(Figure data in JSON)
start
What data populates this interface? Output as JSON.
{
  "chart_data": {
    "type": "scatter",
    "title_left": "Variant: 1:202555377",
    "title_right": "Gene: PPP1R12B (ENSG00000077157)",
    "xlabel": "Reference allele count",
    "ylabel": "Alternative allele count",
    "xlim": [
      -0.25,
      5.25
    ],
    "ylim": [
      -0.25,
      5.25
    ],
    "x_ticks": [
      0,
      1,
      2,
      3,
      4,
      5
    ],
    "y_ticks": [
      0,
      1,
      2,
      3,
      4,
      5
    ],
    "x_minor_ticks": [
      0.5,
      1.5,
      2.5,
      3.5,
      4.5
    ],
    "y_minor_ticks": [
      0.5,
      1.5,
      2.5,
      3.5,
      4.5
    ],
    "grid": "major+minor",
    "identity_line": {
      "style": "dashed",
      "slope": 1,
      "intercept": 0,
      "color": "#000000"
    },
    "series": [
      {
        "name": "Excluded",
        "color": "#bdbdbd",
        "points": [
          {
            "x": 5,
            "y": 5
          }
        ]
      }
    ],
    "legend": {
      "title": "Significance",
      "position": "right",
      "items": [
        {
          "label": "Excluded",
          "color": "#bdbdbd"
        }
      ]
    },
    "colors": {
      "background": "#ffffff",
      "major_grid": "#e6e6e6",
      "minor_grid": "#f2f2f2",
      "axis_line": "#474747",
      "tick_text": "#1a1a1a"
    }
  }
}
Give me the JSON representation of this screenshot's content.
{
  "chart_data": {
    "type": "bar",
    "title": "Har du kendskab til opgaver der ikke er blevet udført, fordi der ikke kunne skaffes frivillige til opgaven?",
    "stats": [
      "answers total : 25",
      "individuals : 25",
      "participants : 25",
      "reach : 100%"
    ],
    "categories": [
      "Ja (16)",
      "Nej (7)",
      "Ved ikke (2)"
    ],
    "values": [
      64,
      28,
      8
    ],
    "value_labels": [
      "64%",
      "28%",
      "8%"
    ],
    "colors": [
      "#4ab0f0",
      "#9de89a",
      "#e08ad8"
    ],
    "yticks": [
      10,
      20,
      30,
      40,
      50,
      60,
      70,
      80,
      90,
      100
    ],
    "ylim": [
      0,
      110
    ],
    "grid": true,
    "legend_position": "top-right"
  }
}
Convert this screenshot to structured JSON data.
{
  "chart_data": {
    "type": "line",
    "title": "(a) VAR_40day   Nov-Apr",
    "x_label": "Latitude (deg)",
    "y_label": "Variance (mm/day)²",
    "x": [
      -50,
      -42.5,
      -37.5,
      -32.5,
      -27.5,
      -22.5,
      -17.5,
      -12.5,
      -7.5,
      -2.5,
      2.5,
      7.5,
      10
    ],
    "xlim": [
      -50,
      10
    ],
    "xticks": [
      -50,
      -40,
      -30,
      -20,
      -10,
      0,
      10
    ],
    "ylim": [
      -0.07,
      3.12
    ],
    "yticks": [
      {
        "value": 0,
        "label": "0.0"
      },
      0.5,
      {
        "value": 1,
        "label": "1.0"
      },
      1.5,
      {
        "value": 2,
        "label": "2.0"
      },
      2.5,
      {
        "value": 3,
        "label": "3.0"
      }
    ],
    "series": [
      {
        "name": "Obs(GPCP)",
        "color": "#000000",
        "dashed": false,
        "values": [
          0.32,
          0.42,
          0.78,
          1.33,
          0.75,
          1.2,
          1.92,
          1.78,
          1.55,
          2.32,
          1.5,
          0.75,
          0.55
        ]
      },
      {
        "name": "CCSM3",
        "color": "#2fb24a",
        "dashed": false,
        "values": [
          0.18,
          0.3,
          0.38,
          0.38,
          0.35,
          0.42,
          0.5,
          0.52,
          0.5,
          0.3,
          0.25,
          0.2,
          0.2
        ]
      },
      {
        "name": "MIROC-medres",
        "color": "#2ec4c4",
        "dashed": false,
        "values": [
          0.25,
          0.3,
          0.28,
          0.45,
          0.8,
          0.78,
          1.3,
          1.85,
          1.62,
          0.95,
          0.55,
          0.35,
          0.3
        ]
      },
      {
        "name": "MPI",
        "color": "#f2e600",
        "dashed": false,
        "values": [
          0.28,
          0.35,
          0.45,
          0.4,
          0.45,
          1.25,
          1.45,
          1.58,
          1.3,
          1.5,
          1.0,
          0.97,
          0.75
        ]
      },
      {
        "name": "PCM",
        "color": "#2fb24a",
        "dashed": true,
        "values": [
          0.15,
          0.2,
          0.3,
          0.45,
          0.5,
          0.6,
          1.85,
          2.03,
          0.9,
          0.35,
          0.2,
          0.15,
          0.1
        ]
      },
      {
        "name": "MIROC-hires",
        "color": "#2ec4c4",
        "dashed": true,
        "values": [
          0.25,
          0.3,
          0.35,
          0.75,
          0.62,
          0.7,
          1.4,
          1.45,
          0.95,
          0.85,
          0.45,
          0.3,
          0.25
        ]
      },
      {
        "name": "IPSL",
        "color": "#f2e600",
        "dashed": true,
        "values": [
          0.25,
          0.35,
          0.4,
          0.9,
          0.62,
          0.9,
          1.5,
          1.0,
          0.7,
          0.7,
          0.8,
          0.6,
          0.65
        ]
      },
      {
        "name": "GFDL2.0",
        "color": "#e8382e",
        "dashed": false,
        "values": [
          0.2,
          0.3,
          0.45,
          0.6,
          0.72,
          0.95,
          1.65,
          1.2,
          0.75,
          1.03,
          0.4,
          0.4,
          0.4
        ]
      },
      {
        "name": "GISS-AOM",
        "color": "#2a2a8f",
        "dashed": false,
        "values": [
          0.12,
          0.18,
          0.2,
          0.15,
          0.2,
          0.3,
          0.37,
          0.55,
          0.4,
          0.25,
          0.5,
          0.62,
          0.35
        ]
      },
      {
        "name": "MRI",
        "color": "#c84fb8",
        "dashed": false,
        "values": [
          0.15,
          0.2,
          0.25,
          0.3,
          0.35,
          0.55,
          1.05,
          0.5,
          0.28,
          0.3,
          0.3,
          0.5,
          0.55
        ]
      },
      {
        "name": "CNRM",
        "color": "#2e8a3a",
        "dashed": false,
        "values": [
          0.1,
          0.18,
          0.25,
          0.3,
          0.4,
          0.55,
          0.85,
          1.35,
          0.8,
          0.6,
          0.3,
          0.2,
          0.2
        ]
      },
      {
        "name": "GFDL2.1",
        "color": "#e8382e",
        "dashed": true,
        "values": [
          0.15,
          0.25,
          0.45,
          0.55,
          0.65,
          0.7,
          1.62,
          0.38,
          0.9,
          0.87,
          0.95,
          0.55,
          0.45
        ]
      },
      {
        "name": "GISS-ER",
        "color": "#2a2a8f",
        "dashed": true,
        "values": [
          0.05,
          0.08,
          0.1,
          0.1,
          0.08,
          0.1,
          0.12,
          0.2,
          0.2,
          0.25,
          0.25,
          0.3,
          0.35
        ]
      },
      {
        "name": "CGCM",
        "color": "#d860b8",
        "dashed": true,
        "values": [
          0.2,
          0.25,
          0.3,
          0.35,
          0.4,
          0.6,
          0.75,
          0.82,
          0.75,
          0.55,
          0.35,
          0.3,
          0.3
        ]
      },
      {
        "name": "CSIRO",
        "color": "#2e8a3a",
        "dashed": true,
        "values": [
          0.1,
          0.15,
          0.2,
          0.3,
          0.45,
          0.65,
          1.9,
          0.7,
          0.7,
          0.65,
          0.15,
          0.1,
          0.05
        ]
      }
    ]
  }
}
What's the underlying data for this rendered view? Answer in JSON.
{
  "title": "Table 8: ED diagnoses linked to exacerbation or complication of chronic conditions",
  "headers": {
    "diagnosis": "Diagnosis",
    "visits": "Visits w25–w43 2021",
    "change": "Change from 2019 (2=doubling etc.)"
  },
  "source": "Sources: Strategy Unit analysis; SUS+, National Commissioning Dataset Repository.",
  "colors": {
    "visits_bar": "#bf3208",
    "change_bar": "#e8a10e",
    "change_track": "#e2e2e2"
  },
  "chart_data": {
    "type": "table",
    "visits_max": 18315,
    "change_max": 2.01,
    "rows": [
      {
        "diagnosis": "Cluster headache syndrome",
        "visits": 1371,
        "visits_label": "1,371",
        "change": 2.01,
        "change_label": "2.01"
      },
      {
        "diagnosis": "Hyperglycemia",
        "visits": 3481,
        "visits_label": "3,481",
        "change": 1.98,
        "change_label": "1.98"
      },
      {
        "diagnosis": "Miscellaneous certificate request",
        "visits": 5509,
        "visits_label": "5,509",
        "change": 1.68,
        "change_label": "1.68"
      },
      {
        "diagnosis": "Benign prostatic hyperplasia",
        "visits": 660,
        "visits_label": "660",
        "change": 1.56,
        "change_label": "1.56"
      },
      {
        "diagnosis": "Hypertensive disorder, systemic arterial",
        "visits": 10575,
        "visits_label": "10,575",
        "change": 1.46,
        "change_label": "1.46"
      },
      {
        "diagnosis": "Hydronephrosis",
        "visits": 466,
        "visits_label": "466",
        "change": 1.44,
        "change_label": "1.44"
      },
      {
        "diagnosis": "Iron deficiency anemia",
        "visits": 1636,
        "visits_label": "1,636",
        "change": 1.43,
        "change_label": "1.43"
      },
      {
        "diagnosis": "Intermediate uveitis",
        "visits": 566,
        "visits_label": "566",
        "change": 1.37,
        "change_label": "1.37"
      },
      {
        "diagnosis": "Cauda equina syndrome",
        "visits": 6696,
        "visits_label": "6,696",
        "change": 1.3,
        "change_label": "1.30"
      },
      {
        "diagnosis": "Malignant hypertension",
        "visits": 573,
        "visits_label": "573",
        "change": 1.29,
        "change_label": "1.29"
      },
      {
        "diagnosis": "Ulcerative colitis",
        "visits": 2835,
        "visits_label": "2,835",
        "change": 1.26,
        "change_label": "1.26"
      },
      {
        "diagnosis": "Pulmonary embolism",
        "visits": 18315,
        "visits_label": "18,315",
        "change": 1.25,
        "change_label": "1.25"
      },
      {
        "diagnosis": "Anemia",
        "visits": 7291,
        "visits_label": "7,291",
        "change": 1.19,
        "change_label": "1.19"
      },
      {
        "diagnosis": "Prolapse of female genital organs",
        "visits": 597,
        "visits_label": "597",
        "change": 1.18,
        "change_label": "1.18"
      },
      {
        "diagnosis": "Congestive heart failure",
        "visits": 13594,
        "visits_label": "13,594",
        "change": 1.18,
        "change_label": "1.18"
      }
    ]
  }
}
end
◆ **GIVEN PROBLEM**:
Using the entries above, find all lines with "What". Copy them.

◆ **COMPLETED EXERCISE**:
What data populates this interface? Output as JSON.
What's the underlying data for this rendered view? Answer in JSON.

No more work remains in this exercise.